Try it:
Say how many lines of the records include the string "Metal". Nothing else belongs in the answer.

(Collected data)
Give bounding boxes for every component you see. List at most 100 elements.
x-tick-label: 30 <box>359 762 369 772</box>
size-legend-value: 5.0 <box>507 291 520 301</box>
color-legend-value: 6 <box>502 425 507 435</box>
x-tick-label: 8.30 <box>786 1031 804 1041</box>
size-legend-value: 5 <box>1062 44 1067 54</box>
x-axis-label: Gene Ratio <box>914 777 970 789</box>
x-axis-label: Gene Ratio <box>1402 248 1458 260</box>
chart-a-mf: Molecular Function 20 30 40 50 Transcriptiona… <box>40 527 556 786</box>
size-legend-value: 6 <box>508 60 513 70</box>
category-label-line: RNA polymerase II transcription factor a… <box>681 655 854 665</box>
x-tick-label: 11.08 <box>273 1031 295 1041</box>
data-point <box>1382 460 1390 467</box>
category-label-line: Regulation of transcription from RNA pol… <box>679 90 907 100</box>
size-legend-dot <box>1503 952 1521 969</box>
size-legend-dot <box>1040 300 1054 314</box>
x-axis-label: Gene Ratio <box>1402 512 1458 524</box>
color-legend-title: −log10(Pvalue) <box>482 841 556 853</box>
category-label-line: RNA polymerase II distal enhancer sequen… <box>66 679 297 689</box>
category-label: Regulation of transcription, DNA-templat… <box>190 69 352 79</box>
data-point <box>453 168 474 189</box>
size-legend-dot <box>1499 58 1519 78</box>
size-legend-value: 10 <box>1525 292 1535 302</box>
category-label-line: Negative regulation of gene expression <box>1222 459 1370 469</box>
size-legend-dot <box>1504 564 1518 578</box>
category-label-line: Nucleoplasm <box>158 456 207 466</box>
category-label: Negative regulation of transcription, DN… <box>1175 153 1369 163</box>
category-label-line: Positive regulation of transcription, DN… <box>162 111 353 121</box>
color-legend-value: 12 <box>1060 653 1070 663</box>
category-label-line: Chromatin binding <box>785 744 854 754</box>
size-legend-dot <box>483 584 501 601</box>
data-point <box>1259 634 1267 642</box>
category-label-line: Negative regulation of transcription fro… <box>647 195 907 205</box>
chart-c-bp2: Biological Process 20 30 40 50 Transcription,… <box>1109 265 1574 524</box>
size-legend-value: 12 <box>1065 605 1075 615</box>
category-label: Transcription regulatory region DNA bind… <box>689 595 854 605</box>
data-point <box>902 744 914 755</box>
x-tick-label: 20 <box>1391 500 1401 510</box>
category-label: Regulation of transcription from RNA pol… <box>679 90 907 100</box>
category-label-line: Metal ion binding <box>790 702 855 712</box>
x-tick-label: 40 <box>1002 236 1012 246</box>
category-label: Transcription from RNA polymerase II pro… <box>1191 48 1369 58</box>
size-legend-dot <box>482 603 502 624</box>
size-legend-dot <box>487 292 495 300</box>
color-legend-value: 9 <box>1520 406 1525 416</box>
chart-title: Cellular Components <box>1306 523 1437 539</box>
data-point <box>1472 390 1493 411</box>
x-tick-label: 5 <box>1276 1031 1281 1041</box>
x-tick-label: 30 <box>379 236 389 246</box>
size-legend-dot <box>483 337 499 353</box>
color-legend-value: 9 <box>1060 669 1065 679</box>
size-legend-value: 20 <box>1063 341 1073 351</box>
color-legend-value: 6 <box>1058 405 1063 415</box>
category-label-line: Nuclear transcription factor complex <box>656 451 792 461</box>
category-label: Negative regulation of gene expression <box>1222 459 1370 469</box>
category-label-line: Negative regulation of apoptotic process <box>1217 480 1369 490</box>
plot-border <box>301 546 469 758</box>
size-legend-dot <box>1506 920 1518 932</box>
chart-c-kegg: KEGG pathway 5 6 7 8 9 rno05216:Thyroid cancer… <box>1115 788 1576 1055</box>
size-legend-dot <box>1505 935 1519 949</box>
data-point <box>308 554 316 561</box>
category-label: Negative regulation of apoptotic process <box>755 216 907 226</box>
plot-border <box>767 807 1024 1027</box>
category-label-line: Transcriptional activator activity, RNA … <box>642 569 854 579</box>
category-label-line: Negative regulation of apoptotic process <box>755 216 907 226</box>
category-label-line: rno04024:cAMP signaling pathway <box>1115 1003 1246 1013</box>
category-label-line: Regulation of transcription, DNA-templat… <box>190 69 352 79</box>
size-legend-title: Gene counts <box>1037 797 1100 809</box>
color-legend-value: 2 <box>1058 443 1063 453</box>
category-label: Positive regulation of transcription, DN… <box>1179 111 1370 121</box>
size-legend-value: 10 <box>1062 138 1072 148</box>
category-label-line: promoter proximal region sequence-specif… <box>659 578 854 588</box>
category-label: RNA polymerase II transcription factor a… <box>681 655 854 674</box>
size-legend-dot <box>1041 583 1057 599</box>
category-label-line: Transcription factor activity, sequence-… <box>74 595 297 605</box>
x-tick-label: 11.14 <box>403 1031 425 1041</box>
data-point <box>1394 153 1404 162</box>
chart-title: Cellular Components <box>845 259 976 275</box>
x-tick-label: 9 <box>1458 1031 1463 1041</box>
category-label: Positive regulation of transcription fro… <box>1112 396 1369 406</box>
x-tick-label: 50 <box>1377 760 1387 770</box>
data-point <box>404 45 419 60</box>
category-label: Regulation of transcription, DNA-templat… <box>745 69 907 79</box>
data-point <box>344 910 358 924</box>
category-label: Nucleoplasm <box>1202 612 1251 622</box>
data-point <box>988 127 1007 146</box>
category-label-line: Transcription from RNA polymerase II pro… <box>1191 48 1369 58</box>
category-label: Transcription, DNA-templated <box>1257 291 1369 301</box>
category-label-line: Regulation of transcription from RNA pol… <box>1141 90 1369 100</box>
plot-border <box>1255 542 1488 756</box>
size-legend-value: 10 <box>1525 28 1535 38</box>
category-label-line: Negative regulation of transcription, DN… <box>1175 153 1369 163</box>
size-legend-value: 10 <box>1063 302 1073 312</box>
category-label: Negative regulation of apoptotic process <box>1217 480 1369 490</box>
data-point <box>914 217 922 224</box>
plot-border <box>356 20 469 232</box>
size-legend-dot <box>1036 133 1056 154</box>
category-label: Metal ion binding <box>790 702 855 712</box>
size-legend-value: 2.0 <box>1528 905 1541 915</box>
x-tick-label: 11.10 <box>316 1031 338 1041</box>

Response to this exercise:
2